All of the material below is to be returned exactly.

:: Material provided ::
####################

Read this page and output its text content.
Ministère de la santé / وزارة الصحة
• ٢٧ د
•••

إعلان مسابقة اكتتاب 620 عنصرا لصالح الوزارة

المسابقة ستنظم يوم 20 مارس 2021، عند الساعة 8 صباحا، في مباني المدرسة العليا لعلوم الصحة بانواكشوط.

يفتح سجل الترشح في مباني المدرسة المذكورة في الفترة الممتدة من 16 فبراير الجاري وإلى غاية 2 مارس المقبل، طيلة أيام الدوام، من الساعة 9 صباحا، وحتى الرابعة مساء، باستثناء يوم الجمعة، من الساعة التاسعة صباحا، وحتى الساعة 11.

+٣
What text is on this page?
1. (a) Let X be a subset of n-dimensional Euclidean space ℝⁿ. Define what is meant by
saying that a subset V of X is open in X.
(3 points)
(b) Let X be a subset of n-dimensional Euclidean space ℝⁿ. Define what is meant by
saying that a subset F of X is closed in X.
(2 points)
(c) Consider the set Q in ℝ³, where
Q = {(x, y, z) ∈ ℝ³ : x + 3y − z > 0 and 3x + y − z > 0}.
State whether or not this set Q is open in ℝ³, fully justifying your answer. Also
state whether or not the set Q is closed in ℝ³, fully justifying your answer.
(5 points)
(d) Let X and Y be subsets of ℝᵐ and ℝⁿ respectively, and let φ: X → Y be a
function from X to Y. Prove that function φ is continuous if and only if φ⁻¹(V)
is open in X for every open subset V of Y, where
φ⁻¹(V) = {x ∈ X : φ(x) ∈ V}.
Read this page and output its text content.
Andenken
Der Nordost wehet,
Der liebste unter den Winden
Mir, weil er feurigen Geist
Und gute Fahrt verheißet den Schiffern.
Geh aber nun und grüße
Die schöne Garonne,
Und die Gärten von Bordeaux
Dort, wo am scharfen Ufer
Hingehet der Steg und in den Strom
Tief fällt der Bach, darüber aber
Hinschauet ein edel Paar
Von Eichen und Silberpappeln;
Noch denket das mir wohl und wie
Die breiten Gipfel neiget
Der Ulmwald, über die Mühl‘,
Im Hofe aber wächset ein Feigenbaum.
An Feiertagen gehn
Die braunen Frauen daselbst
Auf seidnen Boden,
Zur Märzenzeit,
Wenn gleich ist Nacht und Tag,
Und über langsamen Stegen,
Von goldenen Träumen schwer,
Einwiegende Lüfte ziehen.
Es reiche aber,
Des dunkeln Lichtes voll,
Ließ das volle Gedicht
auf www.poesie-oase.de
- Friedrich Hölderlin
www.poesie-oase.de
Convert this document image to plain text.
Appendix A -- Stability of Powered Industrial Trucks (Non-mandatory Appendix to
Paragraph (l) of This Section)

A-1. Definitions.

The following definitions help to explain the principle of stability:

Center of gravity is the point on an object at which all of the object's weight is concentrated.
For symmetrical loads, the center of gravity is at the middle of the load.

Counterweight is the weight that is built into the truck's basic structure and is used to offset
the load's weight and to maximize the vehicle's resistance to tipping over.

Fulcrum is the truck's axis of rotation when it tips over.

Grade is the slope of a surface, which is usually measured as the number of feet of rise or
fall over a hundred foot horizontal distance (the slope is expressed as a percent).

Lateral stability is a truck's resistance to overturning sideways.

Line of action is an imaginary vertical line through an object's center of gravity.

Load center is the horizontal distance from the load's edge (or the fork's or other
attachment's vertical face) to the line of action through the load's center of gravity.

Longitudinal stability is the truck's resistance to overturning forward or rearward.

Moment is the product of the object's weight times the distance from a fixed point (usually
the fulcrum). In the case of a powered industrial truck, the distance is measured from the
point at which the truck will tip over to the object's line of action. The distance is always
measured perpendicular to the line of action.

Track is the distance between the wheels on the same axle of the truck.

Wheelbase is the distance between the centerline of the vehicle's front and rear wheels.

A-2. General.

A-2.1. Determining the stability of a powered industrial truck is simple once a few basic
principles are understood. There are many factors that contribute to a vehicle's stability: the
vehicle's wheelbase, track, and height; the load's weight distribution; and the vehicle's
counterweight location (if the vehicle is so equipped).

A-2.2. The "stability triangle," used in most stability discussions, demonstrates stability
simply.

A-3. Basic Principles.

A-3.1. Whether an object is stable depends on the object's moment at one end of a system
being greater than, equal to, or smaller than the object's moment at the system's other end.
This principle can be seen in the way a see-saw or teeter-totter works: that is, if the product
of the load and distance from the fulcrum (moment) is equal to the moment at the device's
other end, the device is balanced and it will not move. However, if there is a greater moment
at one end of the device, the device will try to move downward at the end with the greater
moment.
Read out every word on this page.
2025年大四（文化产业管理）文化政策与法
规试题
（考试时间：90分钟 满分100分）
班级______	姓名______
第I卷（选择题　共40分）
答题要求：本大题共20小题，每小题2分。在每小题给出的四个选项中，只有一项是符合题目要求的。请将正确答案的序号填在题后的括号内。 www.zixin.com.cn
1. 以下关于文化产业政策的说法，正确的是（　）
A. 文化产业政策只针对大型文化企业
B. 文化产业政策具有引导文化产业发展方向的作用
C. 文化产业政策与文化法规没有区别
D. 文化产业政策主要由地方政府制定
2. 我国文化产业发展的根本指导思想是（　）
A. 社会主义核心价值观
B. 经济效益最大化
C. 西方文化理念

####################

:: Complete output ::
Read this page and output its text content.
Ministère de la santé / وزارة الصحة
• ٢٧ د
•••

إعلان مسابقة اكتتاب 620 عنصرا لصالح الوزارة

المسابقة ستنظم يوم 20 مارس 2021، عند الساعة 8 صباحا، في مباني المدرسة العليا لعلوم الصحة بانواكشوط.

يفتح سجل الترشح في مباني المدرسة المذكورة في الفترة الممتدة من 16 فبراير الجاري وإلى غاية 2 مارس المقبل، طيلة أيام الدوام، من الساعة 9 صباحا، وحتى الرابعة مساء، باستثناء يوم الجمعة، من الساعة التاسعة صباحا، وحتى الساعة 11.

+٣
What text is on this page?
1. (a) Let X be a subset of n-dimensional Euclidean space ℝⁿ. Define what is meant by
saying that a subset V of X is open in X.
(3 points)
(b) Let X be a subset of n-dimensional Euclidean space ℝⁿ. Define what is meant by
saying that a subset F of X is closed in X.
(2 points)
(c) Consider the set Q in ℝ³, where
Q = {(x, y, z) ∈ ℝ³ : x + 3y − z > 0 and 3x + y − z > 0}.
State whether or not this set Q is open in ℝ³, fully justifying your answer. Also
state whether or not the set Q is closed in ℝ³, fully justifying your answer.
(5 points)
(d) Let X and Y be subsets of ℝᵐ and ℝⁿ respectively, and let φ: X → Y be a
function from X to Y. Prove that function φ is continuous if and only if φ⁻¹(V)
is open in X for every open subset V of Y, where
φ⁻¹(V) = {x ∈ X : φ(x) ∈ V}.
Read this page and output its text content.
Andenken
Der Nordost wehet,
Der liebste unter den Winden
Mir, weil er feurigen Geist
Und gute Fahrt verheißet den Schiffern.
Geh aber nun und grüße
Die schöne Garonne,
Und die Gärten von Bordeaux
Dort, wo am scharfen Ufer
Hingehet der Steg und in den Strom
Tief fällt der Bach, darüber aber
Hinschauet ein edel Paar
Von Eichen und Silberpappeln;
Noch denket das mir wohl und wie
Die breiten Gipfel neiget
Der Ulmwald, über die Mühl‘,
Im Hofe aber wächset ein Feigenbaum.
An Feiertagen gehn
Die braunen Frauen daselbst
Auf seidnen Boden,
Zur Märzenzeit,
Wenn gleich ist Nacht und Tag,
Und über langsamen Stegen,
Von goldenen Träumen schwer,
Einwiegende Lüfte ziehen.
Es reiche aber,
Des dunkeln Lichtes voll,
Ließ das volle Gedicht
auf www.poesie-oase.de
- Friedrich Hölderlin
www.poesie-oase.de
Convert this document image to plain text.
Appendix A -- Stability of Powered Industrial Trucks (Non-mandatory Appendix to
Paragraph (l) of This Section)

A-1. Definitions.

The following definitions help to explain the principle of stability:

Center of gravity is the point on an object at which all of the object's weight is concentrated.
For symmetrical loads, the center of gravity is at the middle of the load.

Counterweight is the weight that is built into the truck's basic structure and is used to offset
the load's weight and to maximize the vehicle's resistance to tipping over.

Fulcrum is the truck's axis of rotation when it tips over.

Grade is the slope of a surface, which is usually measured as the number of feet of rise or
fall over a hundred foot horizontal distance (the slope is expressed as a percent).

Lateral stability is a truck's resistance to overturning sideways.

Line of action is an imaginary vertical line through an object's center of gravity.

Load center is the horizontal distance from the load's edge (or the fork's or other
attachment's vertical face) to the line of action through the load's center of gravity.

Longitudinal stability is the truck's resistance to overturning forward or rearward.

Moment is the product of the object's weight times the distance from a fixed point (usually
the fulcrum). In the case of a powered industrial truck, the distance is measured from the
point at which the truck will tip over to the object's line of action. The distance is always
measured perpendicular to the line of action.

Track is the distance between the wheels on the same axle of the truck.

Wheelbase is the distance between the centerline of the vehicle's front and rear wheels.

A-2. General.

A-2.1. Determining the stability of a powered industrial truck is simple once a few basic
principles are understood. There are many factors that contribute to a vehicle's stability: the
vehicle's wheelbase, track, and height; the load's weight distribution; and the vehicle's
counterweight location (if the vehicle is so equipped).

A-2.2. The "stability triangle," used in most stability discussions, demonstrates stability
simply.

A-3. Basic Principles.

A-3.1. Whether an object is stable depends on the object's moment at one end of a system
being greater than, equal to, or smaller than the object's moment at the system's other end.
This principle can be seen in the way a see-saw or teeter-totter works: that is, if the product
of the load and distance from the fulcrum (moment) is equal to the moment at the device's
other end, the device is balanced and it will not move. However, if there is a greater moment
at one end of the device, the device will try to move downward at the end with the greater
moment.
Read out every word on this page.
2025年大四（文化产业管理）文化政策与法
规试题
（考试时间：90分钟 满分100分）
班级______	姓名______
第I卷（选择题　共40分）
答题要求：本大题共20小题，每小题2分。在每小题给出的四个选项中，只有一项是符合题目要求的。请将正确答案的序号填在题后的括号内。 www.zixin.com.cn
1. 以下关于文化产业政策的说法，正确的是（　）
A. 文化产业政策只针对大型文化企业
B. 文化产业政策具有引导文化产业发展方向的作用
C. 文化产业政策与文化法规没有区别
D. 文化产业政策主要由地方政府制定
2. 我国文化产业发展的根本指导思想是（　）
A. 社会主义核心价值观
B. 经济效益最大化
C. 西方文化理念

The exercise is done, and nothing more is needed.